%%
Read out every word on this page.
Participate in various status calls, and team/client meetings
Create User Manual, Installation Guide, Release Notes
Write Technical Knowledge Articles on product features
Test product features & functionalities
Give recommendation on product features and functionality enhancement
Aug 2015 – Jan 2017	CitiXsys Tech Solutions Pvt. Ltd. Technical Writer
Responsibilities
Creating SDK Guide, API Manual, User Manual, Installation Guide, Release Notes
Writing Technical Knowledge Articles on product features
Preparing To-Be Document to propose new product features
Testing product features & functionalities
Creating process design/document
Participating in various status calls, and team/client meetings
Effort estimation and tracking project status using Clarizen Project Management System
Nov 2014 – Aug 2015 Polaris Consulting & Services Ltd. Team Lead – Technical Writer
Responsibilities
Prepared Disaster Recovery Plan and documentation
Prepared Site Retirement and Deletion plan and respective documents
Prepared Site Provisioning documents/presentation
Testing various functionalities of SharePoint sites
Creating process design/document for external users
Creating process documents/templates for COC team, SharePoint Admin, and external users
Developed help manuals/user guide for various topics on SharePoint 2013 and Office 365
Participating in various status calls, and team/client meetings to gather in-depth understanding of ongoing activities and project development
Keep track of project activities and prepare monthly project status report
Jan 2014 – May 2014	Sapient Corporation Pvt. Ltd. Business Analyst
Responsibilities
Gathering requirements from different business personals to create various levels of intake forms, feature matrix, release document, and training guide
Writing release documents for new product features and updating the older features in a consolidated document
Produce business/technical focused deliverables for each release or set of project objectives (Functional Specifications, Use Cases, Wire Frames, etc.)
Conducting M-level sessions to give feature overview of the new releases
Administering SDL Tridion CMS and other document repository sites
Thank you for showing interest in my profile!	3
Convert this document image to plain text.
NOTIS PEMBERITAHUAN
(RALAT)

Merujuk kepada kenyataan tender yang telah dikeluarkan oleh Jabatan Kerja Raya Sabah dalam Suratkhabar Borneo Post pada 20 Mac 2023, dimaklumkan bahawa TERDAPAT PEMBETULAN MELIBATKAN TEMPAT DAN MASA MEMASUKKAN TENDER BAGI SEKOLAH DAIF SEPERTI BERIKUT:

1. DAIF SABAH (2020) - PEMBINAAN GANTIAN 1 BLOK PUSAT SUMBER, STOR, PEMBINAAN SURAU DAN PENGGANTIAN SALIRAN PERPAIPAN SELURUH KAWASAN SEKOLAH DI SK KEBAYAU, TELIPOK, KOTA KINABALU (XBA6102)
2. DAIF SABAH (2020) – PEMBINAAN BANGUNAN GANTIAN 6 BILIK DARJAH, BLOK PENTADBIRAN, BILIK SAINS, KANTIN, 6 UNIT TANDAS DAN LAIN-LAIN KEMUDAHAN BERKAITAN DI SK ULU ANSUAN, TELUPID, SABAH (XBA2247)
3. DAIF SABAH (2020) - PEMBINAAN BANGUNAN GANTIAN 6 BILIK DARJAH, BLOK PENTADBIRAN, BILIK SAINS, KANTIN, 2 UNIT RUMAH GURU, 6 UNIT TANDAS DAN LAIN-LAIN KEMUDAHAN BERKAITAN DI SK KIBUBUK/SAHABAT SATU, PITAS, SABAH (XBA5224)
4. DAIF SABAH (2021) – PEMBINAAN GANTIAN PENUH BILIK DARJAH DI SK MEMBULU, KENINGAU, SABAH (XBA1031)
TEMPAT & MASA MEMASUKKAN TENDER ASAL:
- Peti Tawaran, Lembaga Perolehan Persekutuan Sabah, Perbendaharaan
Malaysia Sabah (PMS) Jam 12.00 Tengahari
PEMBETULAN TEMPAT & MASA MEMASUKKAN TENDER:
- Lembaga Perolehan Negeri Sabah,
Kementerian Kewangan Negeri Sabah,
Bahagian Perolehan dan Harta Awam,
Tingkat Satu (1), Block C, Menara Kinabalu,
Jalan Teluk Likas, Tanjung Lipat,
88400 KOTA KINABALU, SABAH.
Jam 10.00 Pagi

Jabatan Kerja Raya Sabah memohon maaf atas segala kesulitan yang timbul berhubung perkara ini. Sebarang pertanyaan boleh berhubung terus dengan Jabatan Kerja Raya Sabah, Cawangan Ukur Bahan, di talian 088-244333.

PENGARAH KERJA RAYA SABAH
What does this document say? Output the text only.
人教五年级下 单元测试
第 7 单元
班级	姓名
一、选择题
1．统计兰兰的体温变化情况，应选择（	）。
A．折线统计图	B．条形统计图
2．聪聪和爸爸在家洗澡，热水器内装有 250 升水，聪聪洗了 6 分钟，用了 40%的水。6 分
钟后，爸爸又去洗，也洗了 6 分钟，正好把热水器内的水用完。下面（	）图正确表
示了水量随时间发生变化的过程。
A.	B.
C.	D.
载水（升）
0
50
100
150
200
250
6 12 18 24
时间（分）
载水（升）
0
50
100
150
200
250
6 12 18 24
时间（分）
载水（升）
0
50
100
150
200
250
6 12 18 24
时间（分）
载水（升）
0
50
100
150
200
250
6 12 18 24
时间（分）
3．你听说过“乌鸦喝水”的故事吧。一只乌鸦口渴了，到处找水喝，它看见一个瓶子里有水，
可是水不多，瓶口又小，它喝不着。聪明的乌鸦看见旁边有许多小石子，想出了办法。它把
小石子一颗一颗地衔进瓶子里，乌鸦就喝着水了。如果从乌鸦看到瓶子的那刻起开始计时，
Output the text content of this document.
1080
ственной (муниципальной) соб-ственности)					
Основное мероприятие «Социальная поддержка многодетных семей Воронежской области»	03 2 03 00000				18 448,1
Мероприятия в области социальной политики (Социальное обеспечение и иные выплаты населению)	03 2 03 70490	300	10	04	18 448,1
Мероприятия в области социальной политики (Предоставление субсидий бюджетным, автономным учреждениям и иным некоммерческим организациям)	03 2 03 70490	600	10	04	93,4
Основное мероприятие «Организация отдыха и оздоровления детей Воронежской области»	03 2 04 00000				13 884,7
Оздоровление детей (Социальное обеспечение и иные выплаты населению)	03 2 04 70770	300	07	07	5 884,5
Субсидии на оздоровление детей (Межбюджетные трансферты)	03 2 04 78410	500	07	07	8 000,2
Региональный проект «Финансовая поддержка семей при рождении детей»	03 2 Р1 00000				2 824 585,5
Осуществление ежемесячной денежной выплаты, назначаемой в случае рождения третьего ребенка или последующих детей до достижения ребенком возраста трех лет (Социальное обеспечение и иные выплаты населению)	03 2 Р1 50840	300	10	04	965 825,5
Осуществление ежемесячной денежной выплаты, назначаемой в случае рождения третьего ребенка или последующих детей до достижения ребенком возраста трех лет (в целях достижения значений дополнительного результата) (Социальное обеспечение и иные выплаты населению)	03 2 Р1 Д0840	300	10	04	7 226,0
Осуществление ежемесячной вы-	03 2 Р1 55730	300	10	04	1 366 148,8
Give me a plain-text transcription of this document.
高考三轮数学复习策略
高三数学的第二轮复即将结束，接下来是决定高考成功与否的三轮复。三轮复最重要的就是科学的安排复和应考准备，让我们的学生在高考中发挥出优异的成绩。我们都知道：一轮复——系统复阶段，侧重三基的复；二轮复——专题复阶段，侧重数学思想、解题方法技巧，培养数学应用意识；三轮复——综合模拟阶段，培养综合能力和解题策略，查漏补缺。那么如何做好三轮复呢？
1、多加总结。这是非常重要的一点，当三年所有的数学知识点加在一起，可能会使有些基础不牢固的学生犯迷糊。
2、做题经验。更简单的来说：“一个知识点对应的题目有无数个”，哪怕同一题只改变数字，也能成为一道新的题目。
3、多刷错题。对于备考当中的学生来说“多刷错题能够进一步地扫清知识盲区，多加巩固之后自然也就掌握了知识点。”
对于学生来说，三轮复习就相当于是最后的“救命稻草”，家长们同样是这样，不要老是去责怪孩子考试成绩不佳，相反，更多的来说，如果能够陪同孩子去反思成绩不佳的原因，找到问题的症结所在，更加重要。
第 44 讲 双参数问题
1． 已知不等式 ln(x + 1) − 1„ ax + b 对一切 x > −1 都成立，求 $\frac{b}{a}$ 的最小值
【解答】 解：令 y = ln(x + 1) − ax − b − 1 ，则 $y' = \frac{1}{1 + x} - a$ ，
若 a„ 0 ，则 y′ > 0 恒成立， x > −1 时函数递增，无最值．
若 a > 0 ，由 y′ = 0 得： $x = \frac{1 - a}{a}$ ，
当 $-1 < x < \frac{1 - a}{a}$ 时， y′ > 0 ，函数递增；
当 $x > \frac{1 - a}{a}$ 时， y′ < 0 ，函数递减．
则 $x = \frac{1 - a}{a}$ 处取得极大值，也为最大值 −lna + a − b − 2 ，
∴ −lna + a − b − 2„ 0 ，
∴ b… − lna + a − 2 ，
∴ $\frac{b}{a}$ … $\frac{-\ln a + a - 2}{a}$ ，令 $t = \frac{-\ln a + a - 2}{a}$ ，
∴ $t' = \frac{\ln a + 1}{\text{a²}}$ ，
%%
What you have to do - Pull every line containing the word "Notes" out of the entries above.

Completed exercise -
Create User Manual, Installation Guide, Release Notes
Creating SDK Guide, API Manual, User Manual, Installation Guide, Release Notes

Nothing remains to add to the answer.